• Task details: Without including any pictures, write out the listing below exactly.

Stored data:
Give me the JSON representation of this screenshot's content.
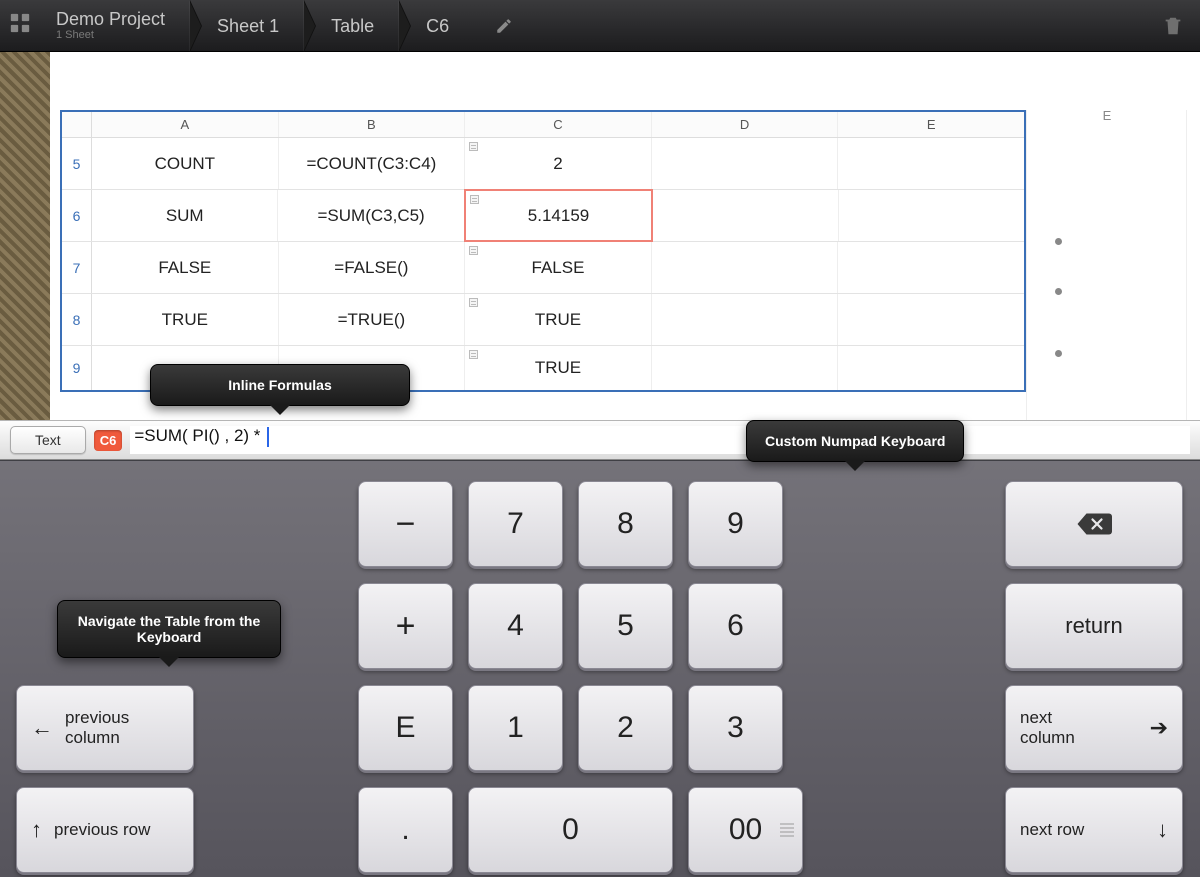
{
  "breadcrumbs": {
    "project_title": "Demo Project",
    "project_sub": "1 Sheet",
    "sheet": "Sheet 1",
    "object": "Table",
    "cell": "C6"
  },
  "columns": [
    "A",
    "B",
    "C",
    "D",
    "E"
  ],
  "ghost_col_label": "E",
  "rows": [
    {
      "num": "5",
      "A": "COUNT",
      "B": "=COUNT(C3:C4)",
      "C": "2",
      "cf": true
    },
    {
      "num": "6",
      "A": "SUM",
      "B": "=SUM(C3,C5)",
      "C": "5.14159",
      "cf": true,
      "sel": true
    },
    {
      "num": "7",
      "A": "FALSE",
      "B": "=FALSE()",
      "C": "FALSE",
      "cf": true
    },
    {
      "num": "8",
      "A": "TRUE",
      "B": "=TRUE()",
      "C": "TRUE",
      "cf": true
    },
    {
      "num": "9",
      "A": "",
      "B": "",
      "C": "TRUE",
      "cf": true
    }
  ],
  "formula_bar": {
    "mode_button": "Text",
    "cell_ref": "C6",
    "formula": "=SUM( PI() , 2) * "
  },
  "tooltips": {
    "inline": "Inline Formulas",
    "numpad": "Custom Numpad Keyboard",
    "navigate": "Navigate the Table from the Keyboard"
  },
  "keys": {
    "minus": "−",
    "plus": "+",
    "E": "E",
    "dot": ".",
    "k7": "7",
    "k8": "8",
    "k9": "9",
    "k4": "4",
    "k5": "5",
    "k6": "6",
    "k1": "1",
    "k2": "2",
    "k3": "3",
    "k0": "0",
    "k00": "00",
    "return": "return",
    "prev_col": "previous column",
    "prev_row": "previous row",
    "next_col": "next column",
    "next_row": "next row"
  }
}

• Expected output:
Give me the JSON representation of this screenshot's content.
{
  "breadcrumbs": {
    "project_title": "Demo Project",
    "project_sub": "1 Sheet",
    "sheet": "Sheet 1",
    "object": "Table",
    "cell": "C6"
  },
  "columns": [
    "A",
    "B",
    "C",
    "D",
    "E"
  ],
  "ghost_col_label": "E",
  "rows": [
    {
      "num": "5",
      "A": "COUNT",
      "B": "=COUNT(C3:C4)",
      "C": "2",
      "cf": true
    },
    {
      "num": "6",
      "A": "SUM",
      "B": "=SUM(C3,C5)",
      "C": "5.14159",
      "cf": true,
      "sel": true
    },
    {
      "num": "7",
      "A": "FALSE",
      "B": "=FALSE()",
      "C": "FALSE",
      "cf": true
    },
    {
      "num": "8",
      "A": "TRUE",
      "B": "=TRUE()",
      "C": "TRUE",
      "cf": true
    },
    {
      "num": "9",
      "A": "",
      "B": "",
      "C": "TRUE",
      "cf": true
    }
  ],
  "formula_bar": {
    "mode_button": "Text",
    "cell_ref": "C6",
    "formula": "=SUM( PI() , 2) * "
  },
  "tooltips": {
    "inline": "Inline Formulas",
    "numpad": "Custom Numpad Keyboard",
    "navigate": "Navigate the Table from the Keyboard"
  },
  "keys": {
    "minus": "−",
    "plus": "+",
    "E": "E",
    "dot": ".",
    "k7": "7",
    "k8": "8",
    "k9": "9",
    "k4": "4",
    "k5": "5",
    "k6": "6",
    "k1": "1",
    "k2": "2",
    "k3": "3",
    "k0": "0",
    "k00": "00",
    "return": "return",
    "prev_col": "previous column",
    "prev_row": "previous row",
    "next_col": "next column",
    "next_row": "next row"
  }
}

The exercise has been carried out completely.